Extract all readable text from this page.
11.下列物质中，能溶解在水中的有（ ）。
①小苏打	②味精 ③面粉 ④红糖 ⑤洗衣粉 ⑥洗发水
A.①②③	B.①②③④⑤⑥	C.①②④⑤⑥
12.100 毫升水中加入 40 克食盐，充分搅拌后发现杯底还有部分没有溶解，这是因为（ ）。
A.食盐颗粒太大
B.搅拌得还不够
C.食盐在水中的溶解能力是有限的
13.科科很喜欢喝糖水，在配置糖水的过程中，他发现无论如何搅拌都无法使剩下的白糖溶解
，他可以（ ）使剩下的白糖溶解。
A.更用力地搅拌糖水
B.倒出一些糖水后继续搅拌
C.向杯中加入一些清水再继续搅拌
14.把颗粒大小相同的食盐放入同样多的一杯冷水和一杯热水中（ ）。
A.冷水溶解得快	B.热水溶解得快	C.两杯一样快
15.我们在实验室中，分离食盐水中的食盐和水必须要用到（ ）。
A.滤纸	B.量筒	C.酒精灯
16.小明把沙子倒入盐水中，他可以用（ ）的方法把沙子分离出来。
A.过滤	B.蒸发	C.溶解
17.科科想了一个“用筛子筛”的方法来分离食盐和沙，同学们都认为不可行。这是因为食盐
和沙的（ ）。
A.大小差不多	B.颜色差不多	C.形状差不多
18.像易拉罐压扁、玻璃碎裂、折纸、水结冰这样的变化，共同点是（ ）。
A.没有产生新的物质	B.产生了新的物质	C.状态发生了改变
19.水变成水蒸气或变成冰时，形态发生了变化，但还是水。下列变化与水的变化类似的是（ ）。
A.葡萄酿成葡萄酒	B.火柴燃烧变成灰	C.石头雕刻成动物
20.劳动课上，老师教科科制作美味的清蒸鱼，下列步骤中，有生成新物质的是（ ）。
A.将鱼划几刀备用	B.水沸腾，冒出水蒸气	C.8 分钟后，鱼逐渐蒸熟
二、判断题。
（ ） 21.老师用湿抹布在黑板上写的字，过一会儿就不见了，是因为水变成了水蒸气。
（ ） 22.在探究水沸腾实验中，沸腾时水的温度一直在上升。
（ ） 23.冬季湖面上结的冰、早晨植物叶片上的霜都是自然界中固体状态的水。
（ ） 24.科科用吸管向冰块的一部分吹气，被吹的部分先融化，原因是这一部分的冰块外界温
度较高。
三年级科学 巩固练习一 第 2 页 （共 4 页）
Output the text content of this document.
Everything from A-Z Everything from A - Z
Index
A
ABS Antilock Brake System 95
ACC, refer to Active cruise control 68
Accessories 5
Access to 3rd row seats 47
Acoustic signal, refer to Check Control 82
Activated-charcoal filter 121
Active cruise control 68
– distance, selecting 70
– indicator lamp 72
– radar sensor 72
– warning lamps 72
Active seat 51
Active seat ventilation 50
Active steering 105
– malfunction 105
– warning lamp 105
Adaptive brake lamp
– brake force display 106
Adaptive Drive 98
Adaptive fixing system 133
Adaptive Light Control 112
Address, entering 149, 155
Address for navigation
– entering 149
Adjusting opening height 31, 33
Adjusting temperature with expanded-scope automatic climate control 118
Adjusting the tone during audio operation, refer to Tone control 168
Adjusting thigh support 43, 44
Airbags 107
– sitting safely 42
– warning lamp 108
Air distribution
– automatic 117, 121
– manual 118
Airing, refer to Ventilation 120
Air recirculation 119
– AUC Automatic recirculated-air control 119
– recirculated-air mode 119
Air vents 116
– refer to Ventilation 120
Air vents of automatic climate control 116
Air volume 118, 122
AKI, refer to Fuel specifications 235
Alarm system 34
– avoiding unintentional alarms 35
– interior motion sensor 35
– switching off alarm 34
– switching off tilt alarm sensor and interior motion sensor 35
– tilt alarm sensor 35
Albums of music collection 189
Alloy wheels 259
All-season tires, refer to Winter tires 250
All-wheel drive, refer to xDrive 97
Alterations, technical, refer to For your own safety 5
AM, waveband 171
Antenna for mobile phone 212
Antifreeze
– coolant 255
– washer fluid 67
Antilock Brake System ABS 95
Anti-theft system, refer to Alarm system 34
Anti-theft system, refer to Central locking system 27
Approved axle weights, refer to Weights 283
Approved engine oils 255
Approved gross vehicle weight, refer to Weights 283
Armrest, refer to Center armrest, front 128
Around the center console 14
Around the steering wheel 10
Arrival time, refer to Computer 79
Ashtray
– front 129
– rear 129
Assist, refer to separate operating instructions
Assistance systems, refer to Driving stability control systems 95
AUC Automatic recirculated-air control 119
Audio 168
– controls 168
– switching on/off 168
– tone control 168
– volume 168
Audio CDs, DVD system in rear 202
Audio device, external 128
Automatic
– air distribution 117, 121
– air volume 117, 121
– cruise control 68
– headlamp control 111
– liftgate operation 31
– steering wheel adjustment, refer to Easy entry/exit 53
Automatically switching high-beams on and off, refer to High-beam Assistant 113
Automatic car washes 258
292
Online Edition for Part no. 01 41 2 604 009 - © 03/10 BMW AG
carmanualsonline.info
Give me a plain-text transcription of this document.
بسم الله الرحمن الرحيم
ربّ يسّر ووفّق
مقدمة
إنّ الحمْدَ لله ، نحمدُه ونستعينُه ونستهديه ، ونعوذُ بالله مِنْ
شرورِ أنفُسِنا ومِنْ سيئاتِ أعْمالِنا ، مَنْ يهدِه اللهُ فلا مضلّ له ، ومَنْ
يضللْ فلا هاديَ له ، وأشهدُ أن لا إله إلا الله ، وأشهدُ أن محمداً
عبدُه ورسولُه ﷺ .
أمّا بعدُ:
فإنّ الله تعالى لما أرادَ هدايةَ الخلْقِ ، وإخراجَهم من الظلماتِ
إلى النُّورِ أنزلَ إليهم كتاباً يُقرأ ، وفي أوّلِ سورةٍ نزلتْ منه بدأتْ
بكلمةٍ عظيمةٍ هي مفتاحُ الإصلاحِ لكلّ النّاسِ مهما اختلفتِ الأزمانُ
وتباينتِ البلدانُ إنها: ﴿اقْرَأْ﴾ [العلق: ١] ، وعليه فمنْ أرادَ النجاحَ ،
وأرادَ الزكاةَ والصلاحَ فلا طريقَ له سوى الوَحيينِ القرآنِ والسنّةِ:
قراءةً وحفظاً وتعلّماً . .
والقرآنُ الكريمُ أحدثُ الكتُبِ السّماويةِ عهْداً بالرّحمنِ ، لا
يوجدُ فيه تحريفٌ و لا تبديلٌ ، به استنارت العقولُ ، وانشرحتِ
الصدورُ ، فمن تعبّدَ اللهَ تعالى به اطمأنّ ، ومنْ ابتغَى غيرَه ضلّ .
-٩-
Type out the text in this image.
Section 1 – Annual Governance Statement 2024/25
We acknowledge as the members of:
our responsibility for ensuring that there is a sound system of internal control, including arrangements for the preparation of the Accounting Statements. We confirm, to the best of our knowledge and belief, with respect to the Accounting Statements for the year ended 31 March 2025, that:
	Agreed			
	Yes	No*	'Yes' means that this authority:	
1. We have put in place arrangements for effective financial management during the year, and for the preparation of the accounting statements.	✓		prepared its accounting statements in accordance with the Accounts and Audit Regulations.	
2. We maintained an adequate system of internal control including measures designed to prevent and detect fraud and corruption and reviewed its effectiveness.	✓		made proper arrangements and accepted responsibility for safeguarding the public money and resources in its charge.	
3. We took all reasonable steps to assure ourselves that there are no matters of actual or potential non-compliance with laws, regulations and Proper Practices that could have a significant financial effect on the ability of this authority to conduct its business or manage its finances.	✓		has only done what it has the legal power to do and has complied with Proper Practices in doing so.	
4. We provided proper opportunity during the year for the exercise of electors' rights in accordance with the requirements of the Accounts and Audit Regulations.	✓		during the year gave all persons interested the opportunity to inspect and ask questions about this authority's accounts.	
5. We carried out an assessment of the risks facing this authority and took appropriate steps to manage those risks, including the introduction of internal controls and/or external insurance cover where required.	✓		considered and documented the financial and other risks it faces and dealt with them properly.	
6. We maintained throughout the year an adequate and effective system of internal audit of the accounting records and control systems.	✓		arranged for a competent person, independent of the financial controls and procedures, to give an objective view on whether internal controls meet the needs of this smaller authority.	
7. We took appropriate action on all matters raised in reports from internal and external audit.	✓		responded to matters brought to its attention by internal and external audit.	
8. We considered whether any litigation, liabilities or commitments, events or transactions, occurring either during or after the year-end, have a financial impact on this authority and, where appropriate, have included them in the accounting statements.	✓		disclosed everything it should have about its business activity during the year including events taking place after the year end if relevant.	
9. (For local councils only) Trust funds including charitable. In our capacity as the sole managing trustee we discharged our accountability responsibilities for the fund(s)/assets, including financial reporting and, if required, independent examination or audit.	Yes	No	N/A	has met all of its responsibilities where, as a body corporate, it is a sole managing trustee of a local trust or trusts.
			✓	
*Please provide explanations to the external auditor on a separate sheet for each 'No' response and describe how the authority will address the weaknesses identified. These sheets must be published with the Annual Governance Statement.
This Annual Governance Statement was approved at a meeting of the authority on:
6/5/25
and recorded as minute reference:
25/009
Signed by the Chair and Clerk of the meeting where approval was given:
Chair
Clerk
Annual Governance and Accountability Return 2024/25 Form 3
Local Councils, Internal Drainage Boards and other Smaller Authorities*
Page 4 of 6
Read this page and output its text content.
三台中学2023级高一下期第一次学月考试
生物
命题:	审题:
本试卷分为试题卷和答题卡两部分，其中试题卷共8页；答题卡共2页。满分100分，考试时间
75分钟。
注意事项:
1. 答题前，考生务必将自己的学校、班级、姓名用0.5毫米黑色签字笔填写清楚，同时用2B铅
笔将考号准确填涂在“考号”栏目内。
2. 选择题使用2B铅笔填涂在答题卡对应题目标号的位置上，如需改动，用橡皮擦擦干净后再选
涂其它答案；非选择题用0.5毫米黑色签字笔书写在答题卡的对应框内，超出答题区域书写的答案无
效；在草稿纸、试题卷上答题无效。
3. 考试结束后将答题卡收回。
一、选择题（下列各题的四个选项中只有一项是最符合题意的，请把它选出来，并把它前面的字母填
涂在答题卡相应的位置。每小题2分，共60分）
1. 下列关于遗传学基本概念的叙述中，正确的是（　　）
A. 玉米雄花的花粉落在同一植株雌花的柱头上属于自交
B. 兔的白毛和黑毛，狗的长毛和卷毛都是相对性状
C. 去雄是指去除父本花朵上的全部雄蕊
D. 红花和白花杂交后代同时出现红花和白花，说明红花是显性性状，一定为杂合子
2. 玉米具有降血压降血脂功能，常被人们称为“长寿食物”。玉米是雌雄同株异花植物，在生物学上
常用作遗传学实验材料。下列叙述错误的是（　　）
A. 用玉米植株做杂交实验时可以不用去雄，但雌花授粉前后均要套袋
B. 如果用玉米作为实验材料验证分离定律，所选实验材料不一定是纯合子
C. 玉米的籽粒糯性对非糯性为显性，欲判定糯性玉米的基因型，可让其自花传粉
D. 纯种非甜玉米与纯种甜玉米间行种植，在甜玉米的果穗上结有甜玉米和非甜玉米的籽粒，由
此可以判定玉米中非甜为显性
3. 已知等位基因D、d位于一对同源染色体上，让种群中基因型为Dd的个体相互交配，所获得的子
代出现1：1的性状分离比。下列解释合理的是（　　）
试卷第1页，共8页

Short task: Find the string "climate" in the records, then copy each line where it occurs.

Expected output:
Adjusting temperature with expanded-scope automatic climate control 118
Air vents of automatic climate control 116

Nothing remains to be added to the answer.